(Data records)
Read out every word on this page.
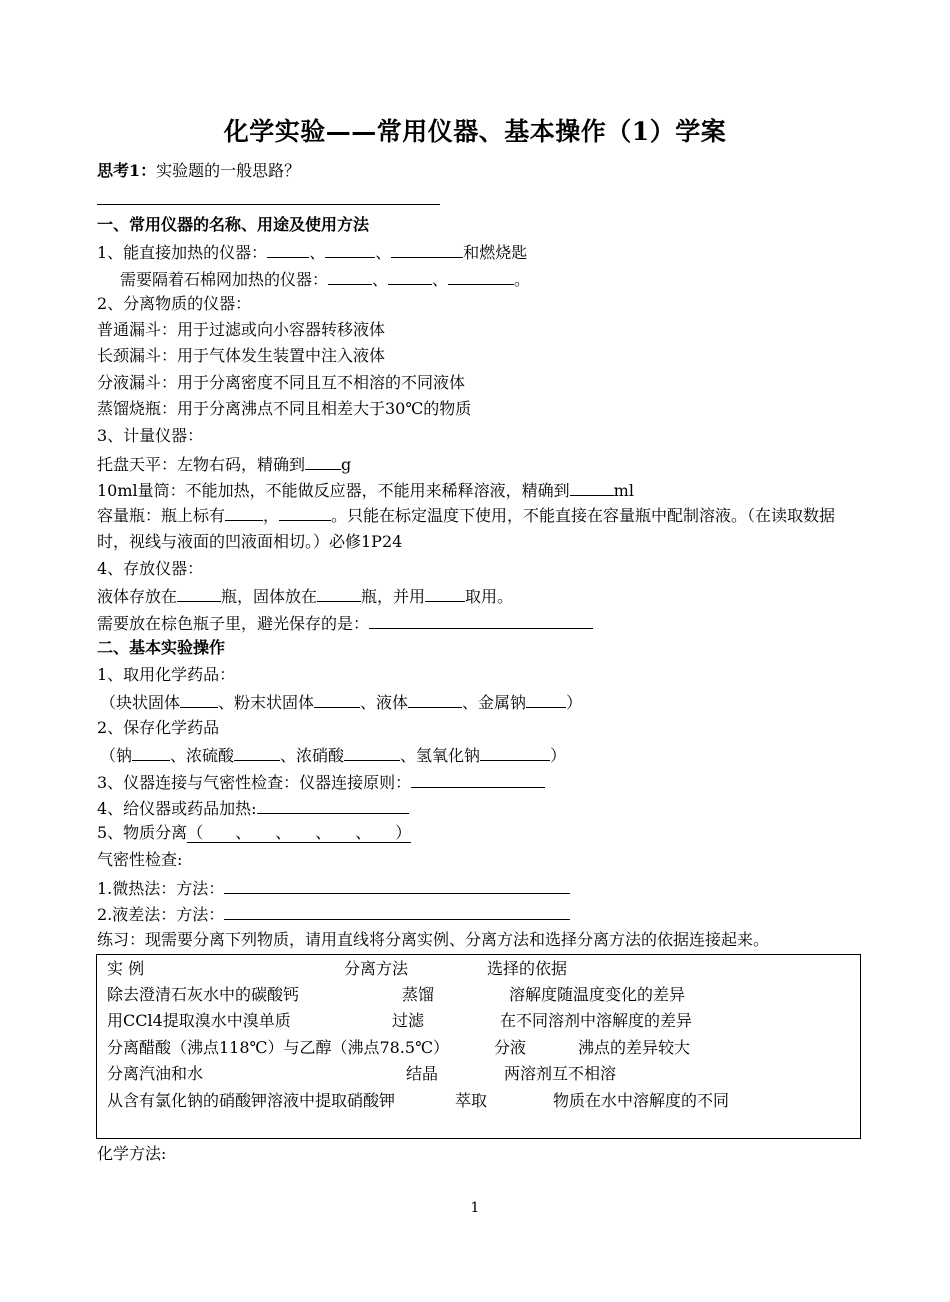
化学实验——常用仪器、基本操作（1）学案
思考1：实验题的一般思路？
一、常用仪器的名称、用途及使用方法
1、能直接加热的仪器：	、	、	和燃烧匙
需要隔着石棉网加热的仪器：	、	、	。
2、分离物质的仪器：
普通漏斗：用于过滤或向小容器转移液体
长颈漏斗：用于气体发生装置中注入液体
分液漏斗：用于分离密度不同且互不相溶的不同液体
蒸馏烧瓶：用于分离沸点不同且相差大于30℃的物质
3、计量仪器：
托盘天平：左物右码，精确到 g
10ml量筒：不能加热，不能做反应器，不能用来稀释溶液，精确到	ml
容量瓶：瓶上标有 ，	。只能在标定温度下使用，不能直接在容量瓶中配制溶液。（在读取数据时，视线与液面的凹液面相切。）必修1P24
4、存放仪器：
液体存放在	瓶，固体放在	瓶，并用	取用。
需要放在棕色瓶子里，避光保存的是：
二、基本实验操作
1、取用化学药品：
（块状固体 、粉末状固体	、液体	、金属钠	）
2、保存化学药品
（钠 、浓硫酸	、浓硝酸	、氢氧化钠	）
3、仪器连接与气密性检查：仪器连接原则：
4、给仪器或药品加热:
5、物质分离（　　、　　、　　、　　、　　）
气密性检查:
1.微热法：方法：
2.液差法：方法：
练习：现需要分离下列物质，请用直线将分离实例、分离方法和选择分离方法的依据连接起来。
实 例	分离方法	选择的依据
除去澄清石灰水中的碳酸钙	蒸馏	溶解度随温度变化的差异
用CCl4提取溴水中溴单质	过滤	在不同溶剂中溶解度的差异
分离醋酸（沸点118℃）与乙醇（沸点78.5℃）	分液	沸点的差异较大
分离汽油和水	结晶	两溶剂互不相溶
从含有氯化钠的硝酸钾溶液中提取硝酸钾	萃取	物质在水中溶解度的不同
化学方法:
1
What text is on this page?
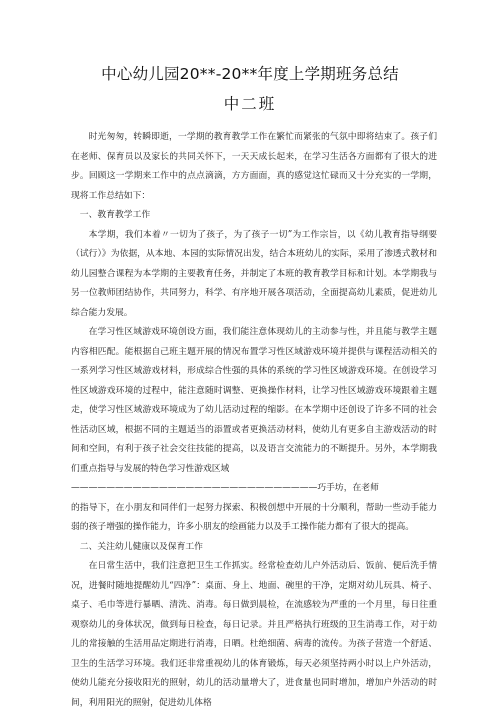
中心幼儿园20**-20**年度上学期班务总结
中二班

时光匆匆，转瞬即逝，一学期的教育教学工作在繁忙而紧张的气氛中即将结束了。孩子们在老师、保育员以及家长的共同关怀下，一天天成长起来，在学习生活各方面都有了很大的进步。回顾这一学期来工作中的点点滴滴，方方面面，真的感觉这忙碌而又十分充实的一学期，现将工作总结如下：

一、教育教学工作

本学期，我们本着〃一切为了孩子，为了孩子一切”为工作宗旨，以《幼儿教育指导纲要（试行）》为依据，从本地、本园的实际情况出发，结合本班幼儿的实际，采用了渗透式教材和幼儿园整合课程为本学期的主要教育任务，并制定了本班的教育教学目标和计划。本学期我与另一位教师团结协作，共同努力，科学、有序地开展各项活动，全面提高幼儿素质，促进幼儿综合能力发展。

在学习性区域游戏环境创设方面，我们能注意体现幼儿的主动参与性，并且能与教学主题内容相匹配。能根据自己班主题开展的情况布置学习性区域游戏环境并提供与课程活动相关的一系列学习性区域游戏材料，形成综合性强的具体的系统的学习性区域游戏环境。在创设学习性区域游戏环境的过程中，能注意随时调整、更换操作材料，让学习性区域游戏环境跟着主题走，使学习性区域游戏环境成为了幼儿活动过程的缩影。在本学期中还创设了许多不同的社会性活动区域，根据不同的主题适当的添置或者更换活动材料，使幼儿有更多自主游戏活动的时间和空间，有利于孩子社会交往技能的提高，以及语言交流能力的不断提升。另外，本学期我们重点指导与发展的特色学习性游戏区域

————————————————————————————巧手坊，在老师

的指导下，在小朋友和同伴们一起努力探索、积极创想中开展的十分顺利，帮助一些动手能力弱的孩子增强的操作能力，许多小朋友的绘画能力以及手工操作能力都有了很大的提高。

二、关注幼儿健康以及保育工作

在日常生活中，我们注意把卫生工作抓实。经常检查幼儿户外活动后、饭前、便后洗手情况，进餐时随地提醒幼儿“四净”：桌面、身上、地面、碗里的干净，定期对幼儿玩具、椅子、桌子、毛巾等进行暴晒、清洗、消毒。每日做到晨检，在流感较为严重的一个月里，每日往重观察幼儿的身体状况，做到每日检查，每日记录。并且严格执行班级的卫生消毒工作，对于幼儿的常接触的生活用品定期进行消毒，日晒。杜绝细菌、病毒的流传。为孩子营造一个舒适、卫生的生活学习环境。我们还非常重视幼儿的体育锻炼，每天必须坚持两小时以上户外活动，使幼儿能充分接收阳光的照射，幼儿的活动量增大了，进食量也同时增加，增加户外活动的时间，利用阳光的照射，促进幼儿体格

## REQUIRED WORK
Output the material word for word, omitting its pictures.

## RESPONSE TO THE EXERCISE
Read out every word on this page.
化学实验——常用仪器、基本操作（1）学案
思考1：实验题的一般思路？
一、常用仪器的名称、用途及使用方法
1、能直接加热的仪器：	、	、	和燃烧匙
需要隔着石棉网加热的仪器：	、	、	。
2、分离物质的仪器：
普通漏斗：用于过滤或向小容器转移液体
长颈漏斗：用于气体发生装置中注入液体
分液漏斗：用于分离密度不同且互不相溶的不同液体
蒸馏烧瓶：用于分离沸点不同且相差大于30℃的物质
3、计量仪器：
托盘天平：左物右码，精确到 g
10ml量筒：不能加热，不能做反应器，不能用来稀释溶液，精确到	ml
容量瓶：瓶上标有 ，	。只能在标定温度下使用，不能直接在容量瓶中配制溶液。（在读取数据时，视线与液面的凹液面相切。）必修1P24
4、存放仪器：
液体存放在	瓶，固体放在	瓶，并用	取用。
需要放在棕色瓶子里，避光保存的是：
二、基本实验操作
1、取用化学药品：
（块状固体 、粉末状固体	、液体	、金属钠	）
2、保存化学药品
（钠 、浓硫酸	、浓硝酸	、氢氧化钠	）
3、仪器连接与气密性检查：仪器连接原则：
4、给仪器或药品加热:
5、物质分离（　　、　　、　　、　　、　　）
气密性检查:
1.微热法：方法：
2.液差法：方法：
练习：现需要分离下列物质，请用直线将分离实例、分离方法和选择分离方法的依据连接起来。
实 例	分离方法	选择的依据
除去澄清石灰水中的碳酸钙	蒸馏	溶解度随温度变化的差异
用CCl4提取溴水中溴单质	过滤	在不同溶剂中溶解度的差异
分离醋酸（沸点118℃）与乙醇（沸点78.5℃）	分液	沸点的差异较大
分离汽油和水	结晶	两溶剂互不相溶
从含有氯化钠的硝酸钾溶液中提取硝酸钾	萃取	物质在水中溶解度的不同
化学方法:
1
What text is on this page?
中心幼儿园20**-20**年度上学期班务总结
中二班

时光匆匆，转瞬即逝，一学期的教育教学工作在繁忙而紧张的气氛中即将结束了。孩子们在老师、保育员以及家长的共同关怀下，一天天成长起来，在学习生活各方面都有了很大的进步。回顾这一学期来工作中的点点滴滴，方方面面，真的感觉这忙碌而又十分充实的一学期，现将工作总结如下：

一、教育教学工作

本学期，我们本着〃一切为了孩子，为了孩子一切”为工作宗旨，以《幼儿教育指导纲要（试行）》为依据，从本地、本园的实际情况出发，结合本班幼儿的实际，采用了渗透式教材和幼儿园整合课程为本学期的主要教育任务，并制定了本班的教育教学目标和计划。本学期我与另一位教师团结协作，共同努力，科学、有序地开展各项活动，全面提高幼儿素质，促进幼儿综合能力发展。

在学习性区域游戏环境创设方面，我们能注意体现幼儿的主动参与性，并且能与教学主题内容相匹配。能根据自己班主题开展的情况布置学习性区域游戏环境并提供与课程活动相关的一系列学习性区域游戏材料，形成综合性强的具体的系统的学习性区域游戏环境。在创设学习性区域游戏环境的过程中，能注意随时调整、更换操作材料，让学习性区域游戏环境跟着主题走，使学习性区域游戏环境成为了幼儿活动过程的缩影。在本学期中还创设了许多不同的社会性活动区域，根据不同的主题适当的添置或者更换活动材料，使幼儿有更多自主游戏活动的时间和空间，有利于孩子社会交往技能的提高，以及语言交流能力的不断提升。另外，本学期我们重点指导与发展的特色学习性游戏区域

————————————————————————————巧手坊，在老师

的指导下，在小朋友和同伴们一起努力探索、积极创想中开展的十分顺利，帮助一些动手能力弱的孩子增强的操作能力，许多小朋友的绘画能力以及手工操作能力都有了很大的提高。

二、关注幼儿健康以及保育工作

在日常生活中，我们注意把卫生工作抓实。经常检查幼儿户外活动后、饭前、便后洗手情况，进餐时随地提醒幼儿“四净”：桌面、身上、地面、碗里的干净，定期对幼儿玩具、椅子、桌子、毛巾等进行暴晒、清洗、消毒。每日做到晨检，在流感较为严重的一个月里，每日往重观察幼儿的身体状况，做到每日检查，每日记录。并且严格执行班级的卫生消毒工作，对于幼儿的常接触的生活用品定期进行消毒，日晒。杜绝细菌、病毒的流传。为孩子营造一个舒适、卫生的生活学习环境。我们还非常重视幼儿的体育锻炼，每天必须坚持两小时以上户外活动，使幼儿能充分接收阳光的照射，幼儿的活动量增大了，进食量也同时增加，增加户外活动的时间，利用阳光的照射，促进幼儿体格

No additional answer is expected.